[Available records]:

------------------------------------------------------------

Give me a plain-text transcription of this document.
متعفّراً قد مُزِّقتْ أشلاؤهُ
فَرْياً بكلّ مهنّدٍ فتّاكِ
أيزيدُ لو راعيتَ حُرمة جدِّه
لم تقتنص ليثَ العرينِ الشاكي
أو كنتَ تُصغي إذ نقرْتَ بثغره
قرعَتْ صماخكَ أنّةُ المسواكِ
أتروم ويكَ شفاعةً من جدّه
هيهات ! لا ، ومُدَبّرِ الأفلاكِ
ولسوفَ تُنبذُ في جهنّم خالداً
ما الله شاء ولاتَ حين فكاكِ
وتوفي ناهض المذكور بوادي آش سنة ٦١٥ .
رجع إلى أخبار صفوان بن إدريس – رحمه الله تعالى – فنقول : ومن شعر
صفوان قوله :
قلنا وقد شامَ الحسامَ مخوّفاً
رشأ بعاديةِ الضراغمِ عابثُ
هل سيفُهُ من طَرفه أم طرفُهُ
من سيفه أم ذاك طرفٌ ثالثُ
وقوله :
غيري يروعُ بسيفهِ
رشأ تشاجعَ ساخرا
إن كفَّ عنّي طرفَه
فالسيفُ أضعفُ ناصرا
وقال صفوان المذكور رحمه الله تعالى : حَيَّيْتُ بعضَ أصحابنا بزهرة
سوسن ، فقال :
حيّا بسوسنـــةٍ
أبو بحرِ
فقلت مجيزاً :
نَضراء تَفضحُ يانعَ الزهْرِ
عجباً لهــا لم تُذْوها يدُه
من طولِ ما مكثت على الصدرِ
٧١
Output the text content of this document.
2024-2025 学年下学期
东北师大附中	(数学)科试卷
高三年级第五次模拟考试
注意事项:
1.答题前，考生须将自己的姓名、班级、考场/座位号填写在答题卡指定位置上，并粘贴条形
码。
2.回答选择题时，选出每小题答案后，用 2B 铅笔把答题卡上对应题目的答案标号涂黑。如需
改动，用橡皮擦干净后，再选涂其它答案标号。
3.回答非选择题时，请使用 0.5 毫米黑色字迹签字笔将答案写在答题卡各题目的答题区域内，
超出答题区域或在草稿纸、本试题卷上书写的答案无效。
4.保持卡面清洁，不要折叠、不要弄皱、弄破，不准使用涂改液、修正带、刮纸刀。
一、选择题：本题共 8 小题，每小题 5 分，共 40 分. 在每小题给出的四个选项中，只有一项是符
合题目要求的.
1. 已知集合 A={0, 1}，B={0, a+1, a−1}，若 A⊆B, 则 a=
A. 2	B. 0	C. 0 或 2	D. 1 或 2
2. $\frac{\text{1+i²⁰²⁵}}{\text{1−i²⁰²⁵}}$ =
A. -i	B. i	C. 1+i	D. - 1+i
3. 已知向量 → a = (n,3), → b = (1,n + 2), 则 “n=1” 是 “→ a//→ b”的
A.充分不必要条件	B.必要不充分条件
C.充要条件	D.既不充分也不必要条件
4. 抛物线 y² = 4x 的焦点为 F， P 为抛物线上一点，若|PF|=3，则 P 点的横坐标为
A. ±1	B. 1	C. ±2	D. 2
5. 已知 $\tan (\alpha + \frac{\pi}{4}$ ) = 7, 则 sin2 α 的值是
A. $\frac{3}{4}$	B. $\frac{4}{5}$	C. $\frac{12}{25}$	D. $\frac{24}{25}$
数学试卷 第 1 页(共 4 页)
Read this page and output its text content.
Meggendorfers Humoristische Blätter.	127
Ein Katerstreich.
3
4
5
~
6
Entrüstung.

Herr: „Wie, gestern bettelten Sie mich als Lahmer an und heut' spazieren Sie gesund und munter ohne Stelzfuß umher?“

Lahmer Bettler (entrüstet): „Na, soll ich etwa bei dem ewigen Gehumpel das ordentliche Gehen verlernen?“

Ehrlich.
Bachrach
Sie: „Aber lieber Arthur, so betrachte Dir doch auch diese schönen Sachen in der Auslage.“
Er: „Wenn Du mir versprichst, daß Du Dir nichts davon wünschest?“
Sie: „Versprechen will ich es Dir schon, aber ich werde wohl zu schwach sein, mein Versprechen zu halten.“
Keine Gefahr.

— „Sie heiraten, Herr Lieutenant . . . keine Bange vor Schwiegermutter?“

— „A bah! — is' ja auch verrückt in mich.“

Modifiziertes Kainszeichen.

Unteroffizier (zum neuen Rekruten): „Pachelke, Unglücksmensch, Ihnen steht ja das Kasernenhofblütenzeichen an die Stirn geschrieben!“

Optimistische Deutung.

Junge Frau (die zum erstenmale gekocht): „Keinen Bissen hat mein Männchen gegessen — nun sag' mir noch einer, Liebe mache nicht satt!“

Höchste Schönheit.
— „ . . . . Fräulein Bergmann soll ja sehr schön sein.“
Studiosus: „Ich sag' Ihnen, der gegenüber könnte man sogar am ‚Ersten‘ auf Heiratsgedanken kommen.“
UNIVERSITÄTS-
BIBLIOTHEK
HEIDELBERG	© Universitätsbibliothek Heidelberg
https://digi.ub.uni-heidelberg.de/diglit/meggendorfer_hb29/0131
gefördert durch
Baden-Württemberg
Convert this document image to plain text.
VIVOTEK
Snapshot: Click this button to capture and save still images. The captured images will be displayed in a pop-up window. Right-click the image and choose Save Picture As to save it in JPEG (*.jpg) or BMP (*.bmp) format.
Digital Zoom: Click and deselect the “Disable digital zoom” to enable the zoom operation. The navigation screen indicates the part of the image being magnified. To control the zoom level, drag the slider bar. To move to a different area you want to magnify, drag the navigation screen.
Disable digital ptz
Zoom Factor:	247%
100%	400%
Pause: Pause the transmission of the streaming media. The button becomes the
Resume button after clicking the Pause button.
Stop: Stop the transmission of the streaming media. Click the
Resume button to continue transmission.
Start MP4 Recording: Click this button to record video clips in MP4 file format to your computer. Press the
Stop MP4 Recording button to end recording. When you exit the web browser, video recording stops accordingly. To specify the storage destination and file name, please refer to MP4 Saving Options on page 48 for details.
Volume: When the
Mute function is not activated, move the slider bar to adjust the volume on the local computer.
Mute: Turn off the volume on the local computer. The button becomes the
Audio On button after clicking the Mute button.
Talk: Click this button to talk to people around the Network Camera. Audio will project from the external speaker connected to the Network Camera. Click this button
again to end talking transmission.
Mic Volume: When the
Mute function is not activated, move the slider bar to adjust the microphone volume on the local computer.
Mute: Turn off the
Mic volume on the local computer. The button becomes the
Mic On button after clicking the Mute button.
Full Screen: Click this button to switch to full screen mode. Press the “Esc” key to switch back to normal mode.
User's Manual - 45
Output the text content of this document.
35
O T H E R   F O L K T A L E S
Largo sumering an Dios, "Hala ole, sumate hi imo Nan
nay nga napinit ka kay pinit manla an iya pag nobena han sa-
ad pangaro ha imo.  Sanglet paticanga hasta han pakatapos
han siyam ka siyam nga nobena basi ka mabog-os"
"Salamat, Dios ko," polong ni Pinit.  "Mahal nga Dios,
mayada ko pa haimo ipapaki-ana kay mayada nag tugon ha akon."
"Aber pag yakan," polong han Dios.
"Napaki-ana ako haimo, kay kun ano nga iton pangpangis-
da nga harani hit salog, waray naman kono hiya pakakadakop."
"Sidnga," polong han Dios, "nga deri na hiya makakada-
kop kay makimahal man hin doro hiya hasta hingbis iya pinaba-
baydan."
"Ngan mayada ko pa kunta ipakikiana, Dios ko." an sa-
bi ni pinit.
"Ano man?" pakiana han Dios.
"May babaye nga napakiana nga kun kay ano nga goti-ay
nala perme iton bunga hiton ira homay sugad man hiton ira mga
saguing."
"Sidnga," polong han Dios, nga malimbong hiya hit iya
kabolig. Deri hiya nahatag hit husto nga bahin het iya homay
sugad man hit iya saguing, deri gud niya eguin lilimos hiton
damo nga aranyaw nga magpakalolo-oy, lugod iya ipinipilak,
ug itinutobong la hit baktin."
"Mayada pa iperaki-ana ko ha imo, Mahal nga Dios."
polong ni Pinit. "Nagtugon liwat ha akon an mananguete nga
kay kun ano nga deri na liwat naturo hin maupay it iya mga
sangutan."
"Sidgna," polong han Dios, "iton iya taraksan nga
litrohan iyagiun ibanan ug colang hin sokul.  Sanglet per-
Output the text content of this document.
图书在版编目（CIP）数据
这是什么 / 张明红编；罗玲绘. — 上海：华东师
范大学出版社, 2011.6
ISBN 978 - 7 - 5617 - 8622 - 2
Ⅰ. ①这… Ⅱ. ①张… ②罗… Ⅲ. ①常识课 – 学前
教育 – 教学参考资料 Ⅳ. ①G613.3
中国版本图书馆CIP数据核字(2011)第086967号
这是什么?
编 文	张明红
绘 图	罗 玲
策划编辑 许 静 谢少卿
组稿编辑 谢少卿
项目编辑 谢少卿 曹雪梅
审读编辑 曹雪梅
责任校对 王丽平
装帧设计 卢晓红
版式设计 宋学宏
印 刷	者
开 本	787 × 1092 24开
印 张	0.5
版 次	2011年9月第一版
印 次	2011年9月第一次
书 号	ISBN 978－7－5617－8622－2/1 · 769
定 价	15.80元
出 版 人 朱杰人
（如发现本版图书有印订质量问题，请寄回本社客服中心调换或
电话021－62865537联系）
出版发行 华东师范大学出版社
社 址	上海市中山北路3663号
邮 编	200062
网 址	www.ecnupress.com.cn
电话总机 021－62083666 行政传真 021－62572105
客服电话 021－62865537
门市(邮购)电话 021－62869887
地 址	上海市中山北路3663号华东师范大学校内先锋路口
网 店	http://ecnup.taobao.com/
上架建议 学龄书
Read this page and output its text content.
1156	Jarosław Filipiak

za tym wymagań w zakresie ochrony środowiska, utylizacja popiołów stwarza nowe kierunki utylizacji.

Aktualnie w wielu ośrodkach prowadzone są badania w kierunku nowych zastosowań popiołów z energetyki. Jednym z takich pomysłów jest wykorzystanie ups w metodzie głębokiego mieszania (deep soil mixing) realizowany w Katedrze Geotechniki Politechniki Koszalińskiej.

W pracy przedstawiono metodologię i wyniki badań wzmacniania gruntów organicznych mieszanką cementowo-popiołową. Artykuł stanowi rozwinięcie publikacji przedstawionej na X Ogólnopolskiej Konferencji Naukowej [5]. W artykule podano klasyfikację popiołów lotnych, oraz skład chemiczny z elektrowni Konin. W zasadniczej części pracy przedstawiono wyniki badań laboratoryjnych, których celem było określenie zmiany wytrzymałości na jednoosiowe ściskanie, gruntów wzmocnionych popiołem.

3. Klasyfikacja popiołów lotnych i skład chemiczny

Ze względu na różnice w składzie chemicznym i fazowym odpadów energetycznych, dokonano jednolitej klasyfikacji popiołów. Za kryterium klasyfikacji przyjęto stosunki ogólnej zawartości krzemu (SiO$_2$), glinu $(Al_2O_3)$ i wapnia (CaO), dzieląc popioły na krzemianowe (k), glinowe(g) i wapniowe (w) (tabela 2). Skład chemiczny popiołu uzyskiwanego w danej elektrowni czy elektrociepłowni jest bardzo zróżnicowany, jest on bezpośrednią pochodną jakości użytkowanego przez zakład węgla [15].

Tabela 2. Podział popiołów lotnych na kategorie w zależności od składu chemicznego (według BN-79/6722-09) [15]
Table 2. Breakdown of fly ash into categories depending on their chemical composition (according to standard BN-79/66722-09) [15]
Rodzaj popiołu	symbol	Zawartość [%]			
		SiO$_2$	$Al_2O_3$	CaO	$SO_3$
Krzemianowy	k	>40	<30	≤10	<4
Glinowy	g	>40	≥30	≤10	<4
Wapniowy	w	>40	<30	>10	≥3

------------------------------------------------------------

[Directions for this task]: From the listing above, return each line with the word "plain".

[Finished answer]:
Give me a plain-text transcription of this document.
Convert this document image to plain text.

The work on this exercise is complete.